Gestellte Aufgabe 1. Gib aus der Rezension den Abschnitt von „Das acud-Theater findet“ bis einschließlich „Mut zur Unkonventionalität.“ Wort für Wort wieder.
Gestellte Aufgabe 2. Zitiere bitte die Zeilen der Auflistung von ihrem Anfang bis einschließlich der Zeile mit „bars: [237, 198, 1167, 809]“ genau.

Auszug zum Lesen.
· · ·

Wegen Reichtum geschlossen – Rezension
Wegen Reichtum geschlossen in der Regie von Gunter Seidler am acud-Theater in Berlin Mitte.
Das acud-Theater findet man in einem originellen Haus, wer einem Tourist mal zeigen will, wie es in einem echten besetzten Haus aussieht, der schleppe sie abends ins acud, dort gibt’s eine Bar, einen Musikschuppen, ein Kino, ein Theater mit vier eigenen und zahllosen Gastspielen im Jahr, und sicher noch vielen anderen Aktivitäten auf unübersehbar vielen Etagen. Alles selbst organisiert, selbst renoviert, ohne Förderung, mit Möbeln vom Sperrmüll, auf dem Klo kann man sich nicht einschließen, eine köstliche Spielstätte mit viel Geschichte und mit dem langen Mut zur Unkonventionalität.
Klar antikapitalistische Stücke
Heute wird ein Gastspiel gegeben, die Theatergruppe „Die Ratten“, ein Theater mit und von Obdachlosen, seit Langem aktiv, unabhängig und politisch deutlich, wagt sich diese Truppe an meist sehr klar antikapitalistische Stücke, und so, wie man früher vom „proletarischen Theater“ gesprochen hat, kann man dieses vielleicht ein „subproletarisches Theater“ nennen, in diesem Fall wissen sie, was gespielt wird, sie spielen mit Verve, eigenwilligem Ausdruck und viel Kraft.
11 Milllionen im Kiosk
Handlung: Im kleinen Kiosk an der Ecke, zwischen Zeitungsstapeln und Bierkisten, aufgemalt und –geklebt auf Umzugskisten, bricht der Reichtum aus, Freudentänze des gutmütig runden Besitzers, der Elf-Millionen-Gewinn liegt in Form von 100-Euro-Papiertaschentuchbündeln auf dem Boden verstreut und die fassungslos überglücklichen Kioskleute wollen am liebsten darin baden wie Onkel Dagobert. Stammkunden kommen herein, ein letztes Mal wird nur für sie geöffnet, denn ab morgen „sind wir hier weg“, rufen die Besitzer aus und halten ein Schild hoch: „Wegen Reichtum geschlossen“, nur ist man sich noch nicht klar drüber, wohin die Reise gehen soll, Fürth, die nahegelegene Stadt, war der ebenso überschaubare wie nun natürlich einfallslose Wunsch der Frau, ein Taxifahrer schlägt den Nordpol und die Südsee vor, Max schwärmt vom „Pferdchen“ und der Südsee. Das Stück von Tankred Dorst lebt durch seine Typen, die als Schauspieler aus der Schicht hervorgegangen sind, die hier auf der Bühne zu sehen ist, sie scheinen für dieses Stück wie gemacht zu sein. Eine kleine blasse Studentin betritt den Kiosk, ein wenig abwesend kann sie dem ganzen Geld gar nichts abgewinnen, schüchtern erzählt sie von der Einsamkeit der alten Frau aus dem 4. Stock, die sich nie von ihrem Heizkisten weg bewegt. Alle, die kommen, reagieren hilflos und wie weggetreten auf das Glück der beiden, sie lassen schon den Abstand fühlen.

· · ·

(Datensätze)
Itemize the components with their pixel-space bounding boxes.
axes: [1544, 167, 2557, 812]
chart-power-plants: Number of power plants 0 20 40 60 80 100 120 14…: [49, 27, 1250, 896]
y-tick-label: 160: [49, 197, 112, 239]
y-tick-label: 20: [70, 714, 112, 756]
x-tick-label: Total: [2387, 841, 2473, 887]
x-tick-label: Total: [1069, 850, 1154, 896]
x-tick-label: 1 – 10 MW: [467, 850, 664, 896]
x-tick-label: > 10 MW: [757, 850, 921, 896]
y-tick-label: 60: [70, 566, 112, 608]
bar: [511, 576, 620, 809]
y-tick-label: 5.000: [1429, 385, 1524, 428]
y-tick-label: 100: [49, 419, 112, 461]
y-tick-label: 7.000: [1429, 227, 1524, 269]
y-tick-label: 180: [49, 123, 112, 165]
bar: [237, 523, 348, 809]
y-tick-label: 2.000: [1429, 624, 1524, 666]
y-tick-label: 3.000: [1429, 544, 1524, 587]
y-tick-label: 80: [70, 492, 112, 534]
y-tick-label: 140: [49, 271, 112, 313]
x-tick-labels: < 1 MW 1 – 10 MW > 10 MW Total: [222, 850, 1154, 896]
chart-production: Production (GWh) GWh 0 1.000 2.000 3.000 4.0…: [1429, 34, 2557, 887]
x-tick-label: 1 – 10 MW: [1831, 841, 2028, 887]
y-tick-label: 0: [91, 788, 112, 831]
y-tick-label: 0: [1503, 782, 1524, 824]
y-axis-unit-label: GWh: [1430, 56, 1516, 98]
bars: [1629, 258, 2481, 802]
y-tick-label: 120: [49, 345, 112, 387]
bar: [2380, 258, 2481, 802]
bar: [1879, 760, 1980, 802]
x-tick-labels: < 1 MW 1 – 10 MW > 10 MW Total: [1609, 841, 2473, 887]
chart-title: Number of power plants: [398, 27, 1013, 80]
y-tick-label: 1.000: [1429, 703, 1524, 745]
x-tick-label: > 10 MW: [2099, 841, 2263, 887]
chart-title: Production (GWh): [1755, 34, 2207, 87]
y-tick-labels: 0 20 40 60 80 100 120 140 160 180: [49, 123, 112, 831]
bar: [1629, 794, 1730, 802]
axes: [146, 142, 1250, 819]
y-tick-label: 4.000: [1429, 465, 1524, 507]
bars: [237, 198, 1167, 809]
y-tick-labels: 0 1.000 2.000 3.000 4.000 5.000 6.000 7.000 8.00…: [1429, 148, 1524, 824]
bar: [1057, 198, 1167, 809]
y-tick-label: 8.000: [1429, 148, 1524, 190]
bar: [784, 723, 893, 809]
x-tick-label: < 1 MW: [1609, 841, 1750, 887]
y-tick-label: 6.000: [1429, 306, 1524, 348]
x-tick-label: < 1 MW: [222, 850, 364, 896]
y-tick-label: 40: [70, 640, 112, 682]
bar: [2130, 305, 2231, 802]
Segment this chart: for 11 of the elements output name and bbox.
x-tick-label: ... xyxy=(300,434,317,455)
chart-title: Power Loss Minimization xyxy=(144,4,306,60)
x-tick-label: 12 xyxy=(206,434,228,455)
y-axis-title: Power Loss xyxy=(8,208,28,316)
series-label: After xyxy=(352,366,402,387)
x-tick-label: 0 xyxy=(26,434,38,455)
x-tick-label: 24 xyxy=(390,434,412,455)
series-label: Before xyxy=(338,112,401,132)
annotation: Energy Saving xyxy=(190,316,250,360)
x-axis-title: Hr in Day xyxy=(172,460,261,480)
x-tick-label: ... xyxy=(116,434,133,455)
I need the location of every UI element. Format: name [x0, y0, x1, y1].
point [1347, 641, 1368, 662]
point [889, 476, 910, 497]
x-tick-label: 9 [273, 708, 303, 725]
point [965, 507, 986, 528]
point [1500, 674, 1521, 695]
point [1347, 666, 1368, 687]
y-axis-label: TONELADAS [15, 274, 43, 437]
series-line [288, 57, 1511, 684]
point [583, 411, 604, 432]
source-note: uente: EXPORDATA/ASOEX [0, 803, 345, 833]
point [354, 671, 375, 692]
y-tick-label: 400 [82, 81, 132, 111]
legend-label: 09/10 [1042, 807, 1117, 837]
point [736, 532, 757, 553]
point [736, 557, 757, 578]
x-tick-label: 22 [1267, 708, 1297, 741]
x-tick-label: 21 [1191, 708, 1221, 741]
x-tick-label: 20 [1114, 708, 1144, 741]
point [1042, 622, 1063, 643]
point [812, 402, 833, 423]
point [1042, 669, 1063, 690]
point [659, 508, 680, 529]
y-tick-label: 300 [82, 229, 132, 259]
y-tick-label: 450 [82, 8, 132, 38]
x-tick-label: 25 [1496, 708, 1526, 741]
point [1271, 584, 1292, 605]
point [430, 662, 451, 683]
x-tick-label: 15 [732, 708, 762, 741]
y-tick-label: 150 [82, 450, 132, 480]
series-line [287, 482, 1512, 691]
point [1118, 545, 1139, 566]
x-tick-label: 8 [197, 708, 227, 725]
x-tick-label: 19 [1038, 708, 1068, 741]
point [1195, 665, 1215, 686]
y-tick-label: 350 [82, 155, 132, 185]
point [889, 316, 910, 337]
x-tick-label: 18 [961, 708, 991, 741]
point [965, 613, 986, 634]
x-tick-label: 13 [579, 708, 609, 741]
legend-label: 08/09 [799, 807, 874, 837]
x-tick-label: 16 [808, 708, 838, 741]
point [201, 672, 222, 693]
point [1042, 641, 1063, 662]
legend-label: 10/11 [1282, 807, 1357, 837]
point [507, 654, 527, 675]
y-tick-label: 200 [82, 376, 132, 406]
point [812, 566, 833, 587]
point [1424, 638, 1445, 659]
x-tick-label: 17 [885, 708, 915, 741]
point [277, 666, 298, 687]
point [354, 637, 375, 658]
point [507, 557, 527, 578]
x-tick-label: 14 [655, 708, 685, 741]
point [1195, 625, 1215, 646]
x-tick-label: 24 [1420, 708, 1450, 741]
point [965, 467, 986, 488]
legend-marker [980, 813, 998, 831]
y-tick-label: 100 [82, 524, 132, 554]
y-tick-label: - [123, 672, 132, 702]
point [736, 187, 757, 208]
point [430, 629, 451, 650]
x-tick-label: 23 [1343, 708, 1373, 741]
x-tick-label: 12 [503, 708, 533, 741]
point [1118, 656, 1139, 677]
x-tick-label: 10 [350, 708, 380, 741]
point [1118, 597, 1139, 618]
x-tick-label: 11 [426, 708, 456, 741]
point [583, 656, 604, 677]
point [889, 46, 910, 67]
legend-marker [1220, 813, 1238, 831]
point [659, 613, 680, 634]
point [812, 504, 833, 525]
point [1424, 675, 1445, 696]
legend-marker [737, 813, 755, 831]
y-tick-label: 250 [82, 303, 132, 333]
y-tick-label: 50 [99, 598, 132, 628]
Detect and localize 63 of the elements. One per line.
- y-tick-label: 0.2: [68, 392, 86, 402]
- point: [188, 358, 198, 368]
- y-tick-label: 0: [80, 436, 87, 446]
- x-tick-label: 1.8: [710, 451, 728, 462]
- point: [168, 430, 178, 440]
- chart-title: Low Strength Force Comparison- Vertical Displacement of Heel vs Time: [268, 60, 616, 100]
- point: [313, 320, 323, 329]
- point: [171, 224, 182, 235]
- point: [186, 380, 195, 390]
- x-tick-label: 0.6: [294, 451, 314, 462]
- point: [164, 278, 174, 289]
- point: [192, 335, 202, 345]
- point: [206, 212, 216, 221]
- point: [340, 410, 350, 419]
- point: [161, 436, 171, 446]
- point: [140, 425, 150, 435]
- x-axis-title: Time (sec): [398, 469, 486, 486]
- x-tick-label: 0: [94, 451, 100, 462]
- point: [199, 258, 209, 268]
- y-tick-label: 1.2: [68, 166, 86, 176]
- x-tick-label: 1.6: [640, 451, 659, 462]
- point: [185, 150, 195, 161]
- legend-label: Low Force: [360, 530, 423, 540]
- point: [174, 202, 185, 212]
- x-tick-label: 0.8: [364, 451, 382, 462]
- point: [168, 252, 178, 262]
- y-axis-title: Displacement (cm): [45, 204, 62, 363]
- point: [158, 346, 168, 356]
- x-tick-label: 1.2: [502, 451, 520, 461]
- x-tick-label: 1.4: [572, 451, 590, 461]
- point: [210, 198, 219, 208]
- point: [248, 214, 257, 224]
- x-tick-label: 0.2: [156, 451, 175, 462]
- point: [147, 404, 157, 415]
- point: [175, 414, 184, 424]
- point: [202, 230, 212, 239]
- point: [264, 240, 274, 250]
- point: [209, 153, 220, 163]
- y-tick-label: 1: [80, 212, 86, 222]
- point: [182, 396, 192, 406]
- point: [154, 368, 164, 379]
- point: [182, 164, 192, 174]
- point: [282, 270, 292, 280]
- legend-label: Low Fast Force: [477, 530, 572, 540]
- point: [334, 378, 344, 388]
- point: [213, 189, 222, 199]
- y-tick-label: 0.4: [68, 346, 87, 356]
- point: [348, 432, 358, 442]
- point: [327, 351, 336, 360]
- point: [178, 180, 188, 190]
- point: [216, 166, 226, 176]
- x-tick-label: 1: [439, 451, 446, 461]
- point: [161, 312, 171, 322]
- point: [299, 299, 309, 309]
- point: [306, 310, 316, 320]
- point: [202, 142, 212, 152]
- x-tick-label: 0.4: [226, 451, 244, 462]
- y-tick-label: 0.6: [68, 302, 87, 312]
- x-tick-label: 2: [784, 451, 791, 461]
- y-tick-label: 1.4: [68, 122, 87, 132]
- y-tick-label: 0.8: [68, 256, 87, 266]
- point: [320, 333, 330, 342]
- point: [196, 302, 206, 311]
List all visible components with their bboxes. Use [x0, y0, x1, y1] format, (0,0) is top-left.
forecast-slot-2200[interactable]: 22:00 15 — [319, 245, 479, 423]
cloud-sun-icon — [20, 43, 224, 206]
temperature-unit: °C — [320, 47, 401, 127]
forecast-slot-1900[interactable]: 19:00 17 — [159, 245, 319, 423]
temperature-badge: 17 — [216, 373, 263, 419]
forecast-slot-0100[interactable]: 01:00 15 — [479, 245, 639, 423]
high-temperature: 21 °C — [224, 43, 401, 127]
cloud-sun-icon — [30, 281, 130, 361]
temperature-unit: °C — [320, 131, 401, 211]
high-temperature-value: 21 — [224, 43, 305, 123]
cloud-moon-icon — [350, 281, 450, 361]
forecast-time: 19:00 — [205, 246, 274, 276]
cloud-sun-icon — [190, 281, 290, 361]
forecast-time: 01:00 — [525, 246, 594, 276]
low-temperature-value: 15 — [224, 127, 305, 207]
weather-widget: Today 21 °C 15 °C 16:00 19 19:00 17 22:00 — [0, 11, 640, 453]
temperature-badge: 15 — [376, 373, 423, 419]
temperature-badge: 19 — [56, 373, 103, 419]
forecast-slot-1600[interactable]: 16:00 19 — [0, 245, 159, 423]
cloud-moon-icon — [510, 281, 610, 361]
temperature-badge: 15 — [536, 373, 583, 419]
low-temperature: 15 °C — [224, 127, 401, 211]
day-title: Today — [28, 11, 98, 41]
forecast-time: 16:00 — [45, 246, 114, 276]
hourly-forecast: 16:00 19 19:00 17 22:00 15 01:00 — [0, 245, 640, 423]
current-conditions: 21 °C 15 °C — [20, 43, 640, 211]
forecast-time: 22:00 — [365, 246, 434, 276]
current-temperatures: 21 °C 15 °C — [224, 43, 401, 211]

· · ·

Antwort zur Aufgabe 1.
Das acud-Theater findet man in einem originellen Haus, wer einem Tourist mal zeigen will, wie es in einem echten besetzten Haus aussieht, der schleppe sie abends ins acud, dort gibt’s eine Bar, einen Musikschuppen, ein Kino, ein Theater mit vier eigenen und zahllosen Gastspielen im Jahr, und sicher noch vielen anderen Aktivitäten auf unübersehbar vielen Etagen. Alles selbst organisiert, selbst renoviert, ohne Förderung, mit Möbeln vom Sperrmüll, auf dem Klo kann man sich nicht einschließen, eine köstliche Spielstätte mit viel Geschichte und mit dem langen Mut zur Unkonventionalität.

Antwort zur Aufgabe 2.
Itemize the components with their pixel-space bounding boxes.
axes: [1544, 167, 2557, 812]
chart-power-plants: Number of power plants 0 20 40 60 80 100 120 14…: [49, 27, 1250, 896]
y-tick-label: 160: [49, 197, 112, 239]
y-tick-label: 20: [70, 714, 112, 756]
x-tick-label: Total: [2387, 841, 2473, 887]
x-tick-label: Total: [1069, 850, 1154, 896]
x-tick-label: 1 – 10 MW: [467, 850, 664, 896]
x-tick-label: > 10 MW: [757, 850, 921, 896]
y-tick-label: 60: [70, 566, 112, 608]
bar: [511, 576, 620, 809]
y-tick-label: 5.000: [1429, 385, 1524, 428]
y-tick-label: 100: [49, 419, 112, 461]
y-tick-label: 7.000: [1429, 227, 1524, 269]
y-tick-label: 180: [49, 123, 112, 165]
bar: [237, 523, 348, 809]
y-tick-label: 2.000: [1429, 624, 1524, 666]
y-tick-label: 3.000: [1429, 544, 1524, 587]
y-tick-label: 80: [70, 492, 112, 534]
y-tick-label: 140: [49, 271, 112, 313]
x-tick-labels: < 1 MW 1 – 10 MW > 10 MW Total: [222, 850, 1154, 896]
chart-production: Production (GWh) GWh 0 1.000 2.000 3.000 4.0…: [1429, 34, 2557, 887]
x-tick-label: 1 – 10 MW: [1831, 841, 2028, 887]
y-tick-label: 0: [91, 788, 112, 831]
y-tick-label: 0: [1503, 782, 1524, 824]
y-axis-unit-label: GWh: [1430, 56, 1516, 98]
bars: [1629, 258, 2481, 802]
y-tick-label: 120: [49, 345, 112, 387]
bar: [2380, 258, 2481, 802]
bar: [1879, 760, 1980, 802]
x-tick-labels: < 1 MW 1 – 10 MW > 10 MW Total: [1609, 841, 2473, 887]
chart-title: Number of power plants: [398, 27, 1013, 80]
y-tick-label: 1.000: [1429, 703, 1524, 745]
x-tick-label: > 10 MW: [2099, 841, 2263, 887]
chart-title: Production (GWh): [1755, 34, 2207, 87]
y-tick-labels: 0 20 40 60 80 100 120 140 160 180: [49, 123, 112, 831]
bar: [1629, 794, 1730, 802]
axes: [146, 142, 1250, 819]
y-tick-label: 4.000: [1429, 465, 1524, 507]
bars: [237, 198, 1167, 809]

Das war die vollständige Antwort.